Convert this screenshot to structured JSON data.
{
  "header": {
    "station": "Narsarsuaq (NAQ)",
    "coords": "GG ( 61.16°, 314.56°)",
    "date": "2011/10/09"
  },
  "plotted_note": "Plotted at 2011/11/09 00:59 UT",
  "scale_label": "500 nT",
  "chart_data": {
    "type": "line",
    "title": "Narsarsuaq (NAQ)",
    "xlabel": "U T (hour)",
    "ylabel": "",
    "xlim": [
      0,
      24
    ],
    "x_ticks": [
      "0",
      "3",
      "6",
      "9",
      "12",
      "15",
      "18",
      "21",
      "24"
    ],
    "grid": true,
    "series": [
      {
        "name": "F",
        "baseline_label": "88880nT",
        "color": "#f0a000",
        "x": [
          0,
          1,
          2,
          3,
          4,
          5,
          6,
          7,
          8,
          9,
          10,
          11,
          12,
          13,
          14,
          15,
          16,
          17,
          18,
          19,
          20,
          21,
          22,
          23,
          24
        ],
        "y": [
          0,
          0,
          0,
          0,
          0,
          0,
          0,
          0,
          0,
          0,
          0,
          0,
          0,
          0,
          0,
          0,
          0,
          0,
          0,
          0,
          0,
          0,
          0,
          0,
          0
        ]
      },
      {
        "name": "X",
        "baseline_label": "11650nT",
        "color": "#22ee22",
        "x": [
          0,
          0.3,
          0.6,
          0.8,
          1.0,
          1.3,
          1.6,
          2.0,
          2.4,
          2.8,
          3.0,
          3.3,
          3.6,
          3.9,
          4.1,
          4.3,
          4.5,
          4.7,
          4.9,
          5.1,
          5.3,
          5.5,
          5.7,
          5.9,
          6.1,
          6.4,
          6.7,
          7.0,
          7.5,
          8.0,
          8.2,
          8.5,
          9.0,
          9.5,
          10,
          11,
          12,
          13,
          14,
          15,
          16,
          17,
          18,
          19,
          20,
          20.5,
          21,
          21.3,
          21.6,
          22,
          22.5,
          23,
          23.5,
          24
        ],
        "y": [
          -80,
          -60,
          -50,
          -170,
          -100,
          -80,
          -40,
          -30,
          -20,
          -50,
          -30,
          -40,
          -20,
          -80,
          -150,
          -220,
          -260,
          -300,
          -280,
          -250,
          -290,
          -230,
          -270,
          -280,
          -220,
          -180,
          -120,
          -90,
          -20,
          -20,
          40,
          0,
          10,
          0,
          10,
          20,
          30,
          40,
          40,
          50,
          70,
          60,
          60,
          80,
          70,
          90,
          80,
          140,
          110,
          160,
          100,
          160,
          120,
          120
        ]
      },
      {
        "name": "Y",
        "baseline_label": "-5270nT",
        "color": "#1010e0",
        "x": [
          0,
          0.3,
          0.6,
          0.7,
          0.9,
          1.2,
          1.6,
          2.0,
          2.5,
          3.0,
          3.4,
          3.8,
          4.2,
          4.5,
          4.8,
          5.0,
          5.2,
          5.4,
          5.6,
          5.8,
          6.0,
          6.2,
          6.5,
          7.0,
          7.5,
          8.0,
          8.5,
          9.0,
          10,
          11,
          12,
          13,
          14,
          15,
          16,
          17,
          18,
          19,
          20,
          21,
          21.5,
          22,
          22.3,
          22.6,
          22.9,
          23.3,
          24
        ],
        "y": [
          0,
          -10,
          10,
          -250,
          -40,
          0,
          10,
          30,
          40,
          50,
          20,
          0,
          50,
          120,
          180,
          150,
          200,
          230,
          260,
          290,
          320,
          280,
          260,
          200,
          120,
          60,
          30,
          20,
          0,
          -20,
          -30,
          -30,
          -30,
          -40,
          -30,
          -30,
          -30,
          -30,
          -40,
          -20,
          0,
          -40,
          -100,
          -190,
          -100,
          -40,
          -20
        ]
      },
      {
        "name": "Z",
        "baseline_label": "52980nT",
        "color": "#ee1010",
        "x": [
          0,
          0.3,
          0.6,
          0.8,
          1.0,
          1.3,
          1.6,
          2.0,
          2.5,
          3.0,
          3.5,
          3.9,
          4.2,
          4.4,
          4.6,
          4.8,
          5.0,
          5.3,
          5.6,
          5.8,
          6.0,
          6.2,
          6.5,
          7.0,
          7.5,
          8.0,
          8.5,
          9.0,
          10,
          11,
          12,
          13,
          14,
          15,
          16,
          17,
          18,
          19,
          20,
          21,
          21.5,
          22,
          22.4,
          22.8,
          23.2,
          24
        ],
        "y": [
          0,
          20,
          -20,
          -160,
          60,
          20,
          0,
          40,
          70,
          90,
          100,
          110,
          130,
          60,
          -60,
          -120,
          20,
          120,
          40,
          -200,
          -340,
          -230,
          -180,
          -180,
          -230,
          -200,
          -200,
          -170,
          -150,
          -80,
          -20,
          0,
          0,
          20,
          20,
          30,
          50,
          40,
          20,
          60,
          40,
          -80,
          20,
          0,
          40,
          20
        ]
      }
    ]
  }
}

To do. Scan the lines above for "color", then copy every one that has it.

Exercise output.
        "color": "#f0a000",
        "color": "#22ee22",
        "color": "#1010e0",
        "color": "#ee1010",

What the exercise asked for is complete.